*INFORMATION PROVIDED*.
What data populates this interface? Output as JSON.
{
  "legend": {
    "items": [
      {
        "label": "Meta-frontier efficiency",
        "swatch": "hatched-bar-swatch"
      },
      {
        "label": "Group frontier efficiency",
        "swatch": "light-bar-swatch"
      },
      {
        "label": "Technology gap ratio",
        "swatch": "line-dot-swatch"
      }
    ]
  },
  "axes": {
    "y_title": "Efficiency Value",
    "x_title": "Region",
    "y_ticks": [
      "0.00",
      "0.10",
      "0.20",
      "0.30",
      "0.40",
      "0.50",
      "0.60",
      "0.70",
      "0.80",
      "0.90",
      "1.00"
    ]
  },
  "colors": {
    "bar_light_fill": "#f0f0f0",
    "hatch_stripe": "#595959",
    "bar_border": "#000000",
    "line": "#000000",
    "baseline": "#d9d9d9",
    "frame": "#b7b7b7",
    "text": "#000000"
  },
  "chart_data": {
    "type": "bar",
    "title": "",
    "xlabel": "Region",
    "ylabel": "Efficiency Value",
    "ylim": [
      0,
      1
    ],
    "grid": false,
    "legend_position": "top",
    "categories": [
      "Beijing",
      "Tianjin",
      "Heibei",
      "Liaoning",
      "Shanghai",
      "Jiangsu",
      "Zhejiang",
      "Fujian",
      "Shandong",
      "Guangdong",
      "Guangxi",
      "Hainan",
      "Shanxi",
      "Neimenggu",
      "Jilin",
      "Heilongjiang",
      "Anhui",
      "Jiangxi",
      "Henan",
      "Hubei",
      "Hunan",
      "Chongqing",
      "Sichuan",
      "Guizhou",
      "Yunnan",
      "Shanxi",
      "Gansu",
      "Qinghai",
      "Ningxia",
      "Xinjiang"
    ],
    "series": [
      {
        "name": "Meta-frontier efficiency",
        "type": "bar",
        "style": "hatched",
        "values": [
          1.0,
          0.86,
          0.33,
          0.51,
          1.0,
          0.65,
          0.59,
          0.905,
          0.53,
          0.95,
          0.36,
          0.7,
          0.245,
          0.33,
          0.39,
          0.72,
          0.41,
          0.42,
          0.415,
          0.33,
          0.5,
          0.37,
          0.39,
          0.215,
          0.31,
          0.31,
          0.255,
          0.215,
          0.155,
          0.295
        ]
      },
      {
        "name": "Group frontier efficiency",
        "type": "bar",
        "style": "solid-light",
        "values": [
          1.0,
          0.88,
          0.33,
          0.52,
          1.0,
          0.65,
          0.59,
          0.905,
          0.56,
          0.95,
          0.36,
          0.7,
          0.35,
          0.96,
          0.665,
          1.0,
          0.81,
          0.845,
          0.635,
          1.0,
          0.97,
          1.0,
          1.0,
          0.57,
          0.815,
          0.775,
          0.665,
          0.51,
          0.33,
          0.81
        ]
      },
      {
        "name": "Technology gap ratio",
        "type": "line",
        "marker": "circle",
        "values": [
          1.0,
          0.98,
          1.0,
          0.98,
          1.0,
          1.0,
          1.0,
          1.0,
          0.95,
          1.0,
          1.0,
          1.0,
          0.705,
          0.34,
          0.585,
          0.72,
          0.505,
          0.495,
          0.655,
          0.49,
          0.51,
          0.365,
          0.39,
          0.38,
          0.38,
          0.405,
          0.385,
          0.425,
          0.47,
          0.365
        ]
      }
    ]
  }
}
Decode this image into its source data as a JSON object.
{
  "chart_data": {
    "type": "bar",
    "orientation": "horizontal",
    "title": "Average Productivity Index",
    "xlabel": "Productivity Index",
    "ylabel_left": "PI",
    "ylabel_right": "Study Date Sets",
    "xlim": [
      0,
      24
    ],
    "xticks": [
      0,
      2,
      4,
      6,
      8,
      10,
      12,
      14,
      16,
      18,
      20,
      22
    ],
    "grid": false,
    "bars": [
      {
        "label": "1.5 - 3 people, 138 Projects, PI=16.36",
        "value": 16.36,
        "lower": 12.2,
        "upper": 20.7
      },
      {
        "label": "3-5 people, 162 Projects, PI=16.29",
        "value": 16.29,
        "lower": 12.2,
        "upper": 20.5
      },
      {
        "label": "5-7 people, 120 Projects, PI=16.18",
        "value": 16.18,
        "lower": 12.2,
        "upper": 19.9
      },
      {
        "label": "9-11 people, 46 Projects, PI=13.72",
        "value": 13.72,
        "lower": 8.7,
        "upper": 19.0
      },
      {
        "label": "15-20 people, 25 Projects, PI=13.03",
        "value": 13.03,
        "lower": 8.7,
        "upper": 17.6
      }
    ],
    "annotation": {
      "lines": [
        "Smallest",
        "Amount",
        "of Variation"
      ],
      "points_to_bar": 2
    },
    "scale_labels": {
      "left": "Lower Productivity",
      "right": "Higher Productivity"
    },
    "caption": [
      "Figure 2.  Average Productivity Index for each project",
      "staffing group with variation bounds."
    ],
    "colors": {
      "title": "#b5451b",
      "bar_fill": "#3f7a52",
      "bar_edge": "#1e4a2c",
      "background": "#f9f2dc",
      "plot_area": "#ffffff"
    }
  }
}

*WHAT YOU HAVE TO DO*.
Filter lines by "Productivity" and return each hit.

*EXERCISE SOLUTION*.
    "title": "Average Productivity Index",
    "xlabel": "Productivity Index",
      "left": "Lower Productivity",
      "right": "Higher Productivity"
      "Figure 2.  Average Productivity Index for each project",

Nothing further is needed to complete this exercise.